> _Exercise task_
Single out the lines that include the word "JSON". Copy them.

________________

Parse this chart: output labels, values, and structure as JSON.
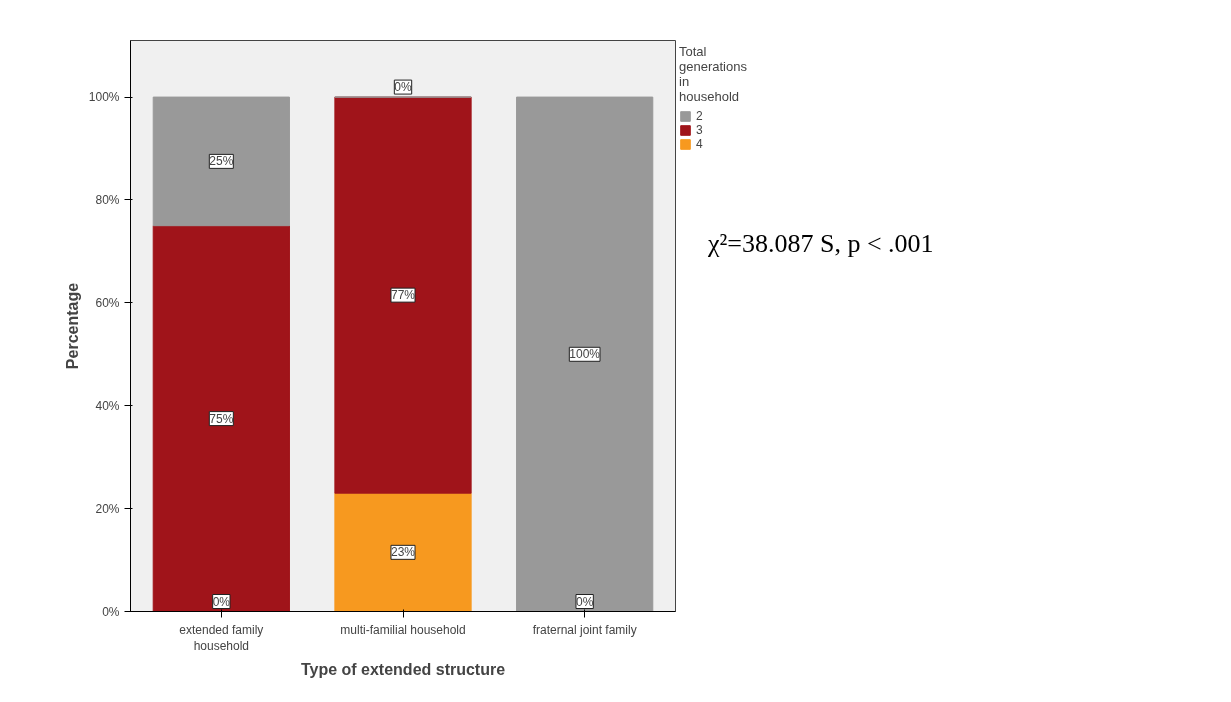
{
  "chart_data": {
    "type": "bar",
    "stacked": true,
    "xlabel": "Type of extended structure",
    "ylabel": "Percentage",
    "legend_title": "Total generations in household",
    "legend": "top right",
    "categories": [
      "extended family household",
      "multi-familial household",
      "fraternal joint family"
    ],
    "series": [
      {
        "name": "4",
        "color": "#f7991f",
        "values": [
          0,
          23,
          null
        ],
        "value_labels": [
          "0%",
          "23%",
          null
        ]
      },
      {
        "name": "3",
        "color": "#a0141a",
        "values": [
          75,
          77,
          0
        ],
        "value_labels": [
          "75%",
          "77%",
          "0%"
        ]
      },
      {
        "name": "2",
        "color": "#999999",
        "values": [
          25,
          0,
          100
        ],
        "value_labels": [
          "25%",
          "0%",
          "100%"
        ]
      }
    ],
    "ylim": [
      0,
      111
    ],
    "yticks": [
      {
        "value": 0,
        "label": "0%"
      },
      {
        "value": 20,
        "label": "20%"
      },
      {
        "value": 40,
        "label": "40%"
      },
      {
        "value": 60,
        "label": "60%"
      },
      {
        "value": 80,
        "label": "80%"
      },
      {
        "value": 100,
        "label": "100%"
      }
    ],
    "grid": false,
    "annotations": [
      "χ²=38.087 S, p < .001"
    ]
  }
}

________________

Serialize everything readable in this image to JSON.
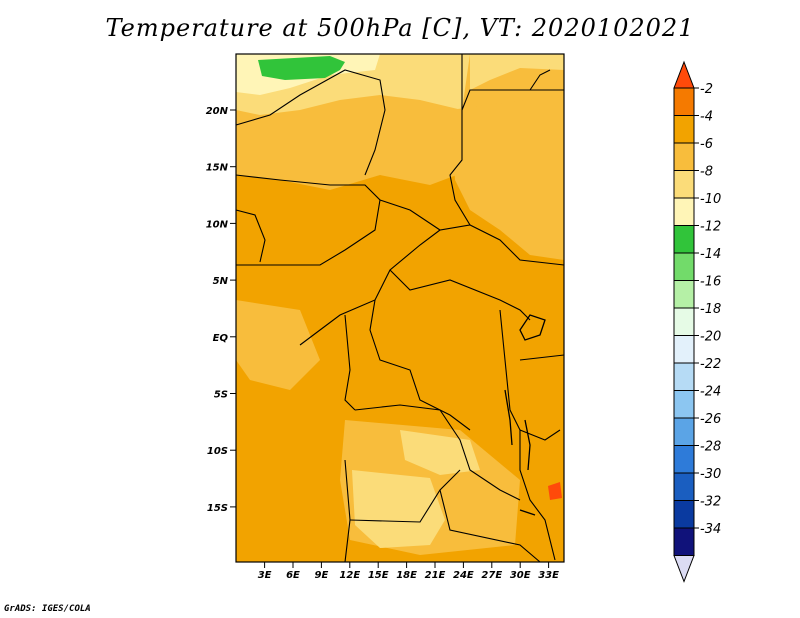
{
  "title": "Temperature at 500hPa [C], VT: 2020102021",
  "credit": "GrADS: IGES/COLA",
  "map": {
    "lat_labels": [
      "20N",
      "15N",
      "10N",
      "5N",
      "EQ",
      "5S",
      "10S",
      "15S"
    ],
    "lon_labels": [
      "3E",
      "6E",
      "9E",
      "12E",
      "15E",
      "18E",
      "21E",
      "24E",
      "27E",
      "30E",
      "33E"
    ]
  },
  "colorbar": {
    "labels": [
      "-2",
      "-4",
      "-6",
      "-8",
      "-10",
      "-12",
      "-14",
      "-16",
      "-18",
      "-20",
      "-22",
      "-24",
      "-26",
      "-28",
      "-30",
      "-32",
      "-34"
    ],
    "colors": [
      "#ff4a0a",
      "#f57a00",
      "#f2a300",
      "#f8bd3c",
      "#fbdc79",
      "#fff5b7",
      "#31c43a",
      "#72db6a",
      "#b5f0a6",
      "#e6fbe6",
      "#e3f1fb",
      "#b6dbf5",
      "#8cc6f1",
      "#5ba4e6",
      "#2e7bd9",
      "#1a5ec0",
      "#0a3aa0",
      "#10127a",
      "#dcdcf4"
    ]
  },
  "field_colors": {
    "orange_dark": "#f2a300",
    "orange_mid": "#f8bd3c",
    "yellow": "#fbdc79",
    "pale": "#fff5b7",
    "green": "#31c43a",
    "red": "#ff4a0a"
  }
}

________________

> _Exercise output_
Parse this chart: output labels, values, and structure as JSON.
Serialize everything readable in this image to JSON.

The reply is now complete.